----- DATA PROVIDED

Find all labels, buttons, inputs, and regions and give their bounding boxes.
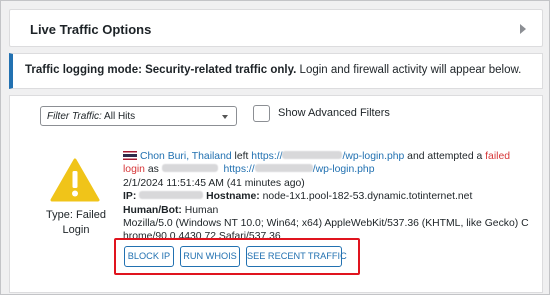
warning-icon bbox=[50, 158, 100, 202]
referrer-url-suffix: /wp-login.php bbox=[342, 151, 405, 162]
redacted-domain bbox=[254, 164, 313, 173]
traffic-type-label: Type: Failed Login bbox=[46, 209, 106, 236]
redacted-ip bbox=[139, 191, 204, 200]
show-advanced-filters-checkbox[interactable] bbox=[253, 105, 270, 122]
filter-select-value: Filter Traffic: All Hits bbox=[47, 111, 135, 122]
entry-timestamp: 2/1/2024 11:51:45 AM (41 minutes ago) bbox=[123, 177, 305, 189]
location-link[interactable]: Chon Buri, Thailand bbox=[140, 151, 232, 162]
entry-summary-line: Chon Buri, Thailand left https:// /wp-log… bbox=[123, 150, 539, 163]
request-url-link[interactable]: https:// /wp-login.php bbox=[224, 164, 375, 175]
thailand-flag-icon bbox=[123, 151, 137, 160]
filter-traffic-select[interactable]: Filter Traffic: All Hits bbox=[40, 106, 237, 126]
human-bot-label: Human/Bot: bbox=[123, 204, 182, 216]
chevron-right-icon[interactable] bbox=[520, 24, 526, 34]
logging-mode-notice: Traffic logging mode: Security-related t… bbox=[9, 53, 543, 89]
hostname-label: Hostname: bbox=[206, 191, 260, 203]
request-url-prefix: https:// bbox=[223, 164, 255, 176]
entry-login-line: login as https:// /wp-login.php bbox=[123, 163, 539, 176]
traffic-entry-details: Chon Buri, Thailand left https:// /wp-log… bbox=[123, 150, 539, 244]
header-title: Live Traffic Options bbox=[30, 22, 152, 37]
referrer-url-link[interactable]: https:// /wp-login.php bbox=[251, 151, 404, 162]
live-traffic-screen: Live Traffic Options Traffic logging mod… bbox=[0, 0, 550, 295]
run-whois-button[interactable]: RUN WHOIS bbox=[180, 246, 240, 267]
chevron-down-icon bbox=[222, 115, 228, 119]
redacted-username bbox=[161, 164, 218, 173]
hostname-value: node-1x1.pool-182-53.dynamic.totinternet… bbox=[259, 191, 473, 203]
ip-label: IP: bbox=[123, 191, 137, 203]
live-traffic-options-header[interactable]: Live Traffic Options bbox=[9, 9, 543, 47]
notice-text: Traffic logging mode: Security-related t… bbox=[25, 64, 521, 76]
action-buttons-highlight: BLOCK IP RUN WHOIS SEE RECENT TRAFFIC bbox=[114, 238, 360, 275]
see-recent-traffic-button[interactable]: SEE RECENT TRAFFIC bbox=[246, 246, 347, 267]
referrer-url-prefix: https:// bbox=[251, 151, 283, 162]
notice-rest-text: Login and firewall activity will appear … bbox=[296, 64, 522, 76]
redacted-domain bbox=[282, 151, 343, 159]
request-url-suffix: /wp-login.php bbox=[312, 164, 375, 176]
traffic-panel: Filter Traffic: All Hits Show Advanced F… bbox=[9, 95, 543, 293]
as-text: as bbox=[144, 164, 162, 176]
notice-bold-text: Traffic logging mode: Security-related t… bbox=[25, 64, 297, 76]
failed-text: failed bbox=[485, 151, 511, 162]
filter-label: Filter Traffic: bbox=[47, 111, 102, 122]
block-ip-button[interactable]: BLOCK IP bbox=[124, 246, 174, 267]
left-text: left bbox=[231, 151, 252, 162]
entry-human-line: Human/Bot: Human bbox=[123, 204, 539, 217]
entry-ip-line: IP: Hostname: node-1x1.pool-182-53.dynam… bbox=[123, 190, 539, 203]
filter-selected: All Hits bbox=[101, 111, 136, 122]
attempted-text: and attempted a bbox=[404, 151, 486, 162]
show-advanced-filters-label[interactable]: Show Advanced Filters bbox=[278, 107, 390, 119]
human-bot-value: Human bbox=[181, 204, 219, 216]
user-agent-line-1: Mozilla/5.0 (Windows NT 10.0; Win64; x64… bbox=[123, 218, 529, 230]
login-text: login bbox=[123, 164, 145, 176]
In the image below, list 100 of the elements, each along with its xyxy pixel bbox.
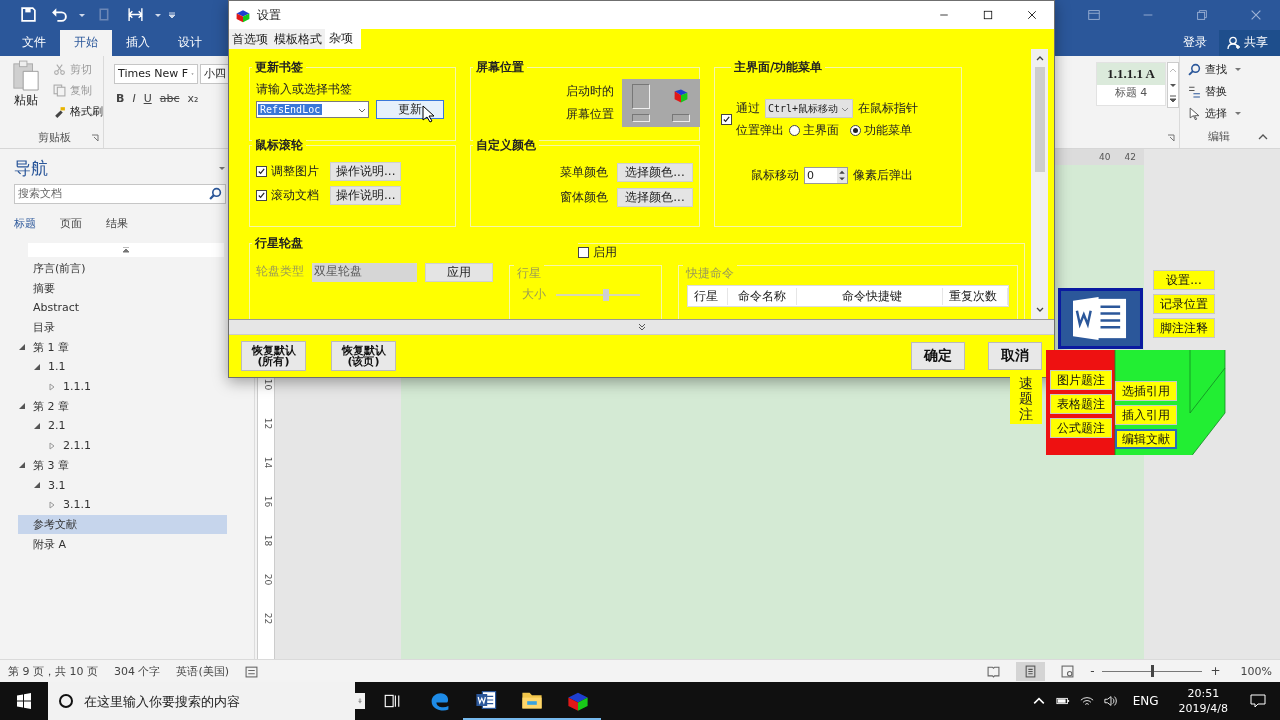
print-layout-icon[interactable] (1016, 661, 1046, 681)
reset-page-button[interactable]: 恢复默认 (该页) (331, 341, 396, 371)
caption-tag[interactable]: 速题注 (1010, 374, 1042, 425)
position-cell[interactable] (672, 113, 690, 122)
slider-thumb[interactable] (603, 288, 610, 301)
maximize-icon[interactable] (982, 9, 994, 21)
checkbox[interactable] (256, 166, 267, 177)
position-cell[interactable] (632, 113, 650, 122)
format-button[interactable]: B (116, 91, 125, 105)
dialog-launcher-icon[interactable] (1167, 133, 1175, 142)
heading-item[interactable]: 序言(前言) (18, 258, 227, 279)
taskbar-search-field[interactable]: 在这里输入你要搜索的内容 (84, 682, 355, 720)
expand-arrow-icon[interactable] (18, 461, 26, 470)
find-button[interactable]: 查找 (1188, 59, 1280, 79)
word-count[interactable]: 304 个字 (114, 663, 161, 679)
toolbar-button[interactable]: 设置... (1153, 270, 1215, 290)
save-icon[interactable] (20, 6, 37, 24)
column-header[interactable]: 行星 (688, 287, 728, 305)
caption-button[interactable]: 表格题注 (1050, 394, 1112, 414)
heading-item[interactable]: 摘要 (18, 278, 227, 298)
radio-circle[interactable] (789, 125, 800, 136)
expand-arrow-icon[interactable] (33, 362, 41, 371)
citation-button[interactable]: 选插引用 (1115, 381, 1177, 401)
help-button[interactable]: 操作说明... (330, 162, 402, 181)
toolbar-button[interactable]: 脚注注释 (1153, 318, 1215, 338)
web-layout-icon[interactable] (1061, 664, 1075, 678)
customize-icon[interactable] (168, 10, 176, 19)
radio-option[interactable]: 主界面 (789, 122, 839, 139)
caret-icon[interactable] (1234, 65, 1242, 74)
checkbox-option[interactable]: 启用 (578, 244, 617, 261)
heading-item[interactable]: 2.1 (18, 416, 227, 436)
pane-options-icon[interactable] (218, 164, 226, 173)
close-icon[interactable] (1026, 9, 1038, 21)
shortcut-dropdown[interactable]: Ctrl+鼠标移动 (765, 99, 854, 118)
number-spinner[interactable]: 0 (804, 167, 848, 184)
chevron-icon[interactable] (636, 323, 647, 331)
caption-button[interactable]: 图片题注 (1050, 370, 1112, 390)
restore-icon[interactable] (1195, 7, 1209, 22)
format-painter-button[interactable]: 格式刷 (53, 101, 103, 121)
heading-item[interactable]: 附录 A (18, 534, 227, 554)
ribbon-tab[interactable]: 开始 (60, 29, 112, 56)
gallery-scroll-icon[interactable] (1167, 61, 1179, 108)
start-icon[interactable] (16, 693, 32, 709)
choose-color-button[interactable]: 选择颜色... (617, 188, 693, 207)
cancel-button[interactable]: 取消 (988, 342, 1042, 370)
volume-icon[interactable] (1103, 695, 1118, 707)
radio-option[interactable]: 功能菜单 (850, 122, 912, 139)
task-view-icon[interactable] (383, 692, 401, 710)
style-gallery-item[interactable]: 1.1.1.1 A 标题 4 (1096, 61, 1166, 106)
bookmark-dropdown[interactable]: RefsEndLoc (256, 101, 369, 118)
zoom-in-button[interactable]: + (1210, 664, 1221, 679)
checkbox[interactable] (256, 190, 267, 201)
document-app-icon[interactable] (1058, 288, 1143, 349)
checkbox[interactable] (721, 113, 732, 125)
dialog-tab[interactable]: 杂项 (325, 29, 361, 49)
sign-in-link[interactable]: 登录 (1183, 34, 1207, 52)
checkbox-option[interactable]: 调整图片 (256, 163, 322, 180)
pane-tab[interactable]: 标题 (14, 215, 36, 231)
radio-circle[interactable] (850, 125, 861, 136)
heading-item[interactable]: 1.1.1 (18, 376, 227, 397)
select-button[interactable]: 选择 (1188, 103, 1280, 123)
collapse-ribbon-icon[interactable] (1258, 133, 1268, 140)
update-button[interactable]: 更新 (376, 100, 444, 119)
expand-arrow-icon[interactable] (33, 421, 41, 430)
scrollbar-thumb[interactable] (1034, 67, 1045, 172)
heading-item[interactable]: 3.1 (18, 475, 227, 495)
format-button[interactable]: abc (159, 91, 180, 105)
dialog-launcher-icon[interactable] (91, 133, 99, 142)
language-indicator[interactable]: 英语(美国) (176, 663, 230, 679)
format-button[interactable]: U (143, 91, 152, 105)
collapse-icon[interactable] (122, 246, 130, 253)
heading-item[interactable]: 2.1.1 (18, 435, 227, 456)
heading-item[interactable]: Abstract (18, 298, 227, 318)
ribbon-tab[interactable]: 文件 (8, 29, 60, 56)
heading-item[interactable]: 第 1 章 (18, 337, 227, 358)
slider-thumb[interactable] (1151, 665, 1155, 678)
checkbox[interactable] (578, 247, 589, 258)
heading-item[interactable]: 第 3 章 (18, 455, 227, 476)
format-button[interactable]: x₂ (187, 91, 199, 105)
column-header[interactable]: 重复次数 (942, 287, 1008, 305)
ok-button[interactable]: 确定 (911, 342, 965, 370)
ribbon-options-icon[interactable] (1087, 7, 1101, 22)
toolbar-button[interactable]: 记录位置 (1153, 294, 1215, 314)
heading-item[interactable]: 参考文献 (18, 514, 227, 535)
battery-icon[interactable] (1055, 695, 1070, 707)
search-icon[interactable] (209, 186, 222, 200)
heading-item[interactable]: 第 2 章 (18, 396, 227, 417)
citation-button[interactable]: 插入引用 (1115, 405, 1177, 425)
notification-icon[interactable] (1250, 693, 1266, 709)
macro-icon[interactable] (245, 664, 259, 678)
heading-item[interactable]: 1.1 (18, 357, 227, 377)
pane-tab[interactable]: 结果 (106, 215, 128, 231)
expand-arrow-icon[interactable] (18, 343, 26, 352)
touch-mode-icon[interactable] (127, 6, 144, 24)
expand-arrow-icon[interactable] (33, 481, 41, 490)
apply-button[interactable]: 应用 (425, 263, 493, 282)
read-mode-icon[interactable] (987, 664, 1001, 678)
wheel-type-dropdown[interactable]: 双星轮盘 (312, 263, 417, 282)
spinner-arrows-icon[interactable] (837, 168, 847, 183)
caption-button[interactable]: 公式题注 (1050, 418, 1112, 438)
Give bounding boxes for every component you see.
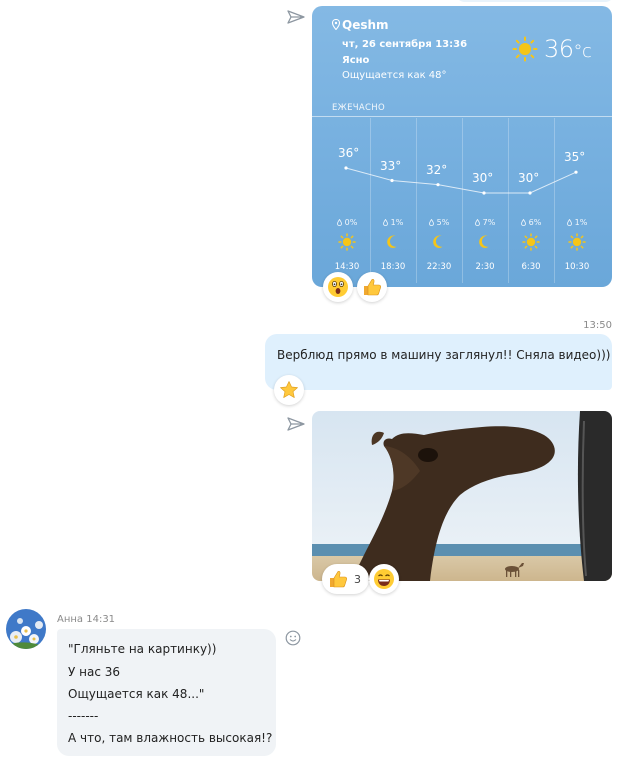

----------

■ **WHAT IS BEING ASKED**: Rewrite the lines between the one holding "warning-icon bbox=[50, 158, 100, 202]" and the one holding "live-traffic-screen: Live Traffic", inclusive, changing "Failed Login" to "Blocked Login" and leaving everything else as it is.

■ **FINISHED ANSWER**:
warning-icon bbox=[50, 158, 100, 202]
referrer-url-suffix: /wp-login.php bbox=[342, 151, 405, 162]
redacted-domain bbox=[254, 164, 313, 173]
traffic-type-label: Type: Blocked Login bbox=[46, 209, 106, 236]
redacted-ip bbox=[139, 191, 204, 200]
show-advanced-filters-checkbox[interactable] bbox=[253, 105, 270, 122]
filter-select-value: Filter Traffic: All Hits bbox=[47, 111, 135, 122]
entry-timestamp: 2/1/2024 11:51:45 AM (41 minutes ago) bbox=[123, 177, 305, 189]
location-link[interactable]: Chon Buri, Thailand bbox=[140, 151, 232, 162]
entry-summary-line: Chon Buri, Thailand left https:// /wp-log… bbox=[123, 150, 539, 163]
request-url-link[interactable]: https:// /wp-login.php bbox=[224, 164, 375, 175]
thailand-flag-icon bbox=[123, 151, 137, 160]
filter-traffic-select[interactable]: Filter Traffic: All Hits bbox=[40, 106, 237, 126]
human-bot-label: Human/Bot: bbox=[123, 204, 182, 216]
chevron-right-icon[interactable] bbox=[520, 24, 526, 34]
logging-mode-notice: Traffic logging mode: Security-related t… bbox=[9, 53, 543, 89]
hostname-label: Hostname: bbox=[206, 191, 260, 203]
request-url-prefix: https:// bbox=[223, 164, 255, 176]
entry-login-line: login as https:// /wp-login.php bbox=[123, 163, 539, 176]
traffic-entry-details: Chon Buri, Thailand left https:// /wp-log… bbox=[123, 150, 539, 244]
header-title: Live Traffic Options bbox=[30, 22, 152, 37]
referrer-url-link[interactable]: https:// /wp-login.php bbox=[251, 151, 404, 162]
live-traffic-screen: Live Traffic Options Traffic logging mod… bbox=[0, 0, 550, 295]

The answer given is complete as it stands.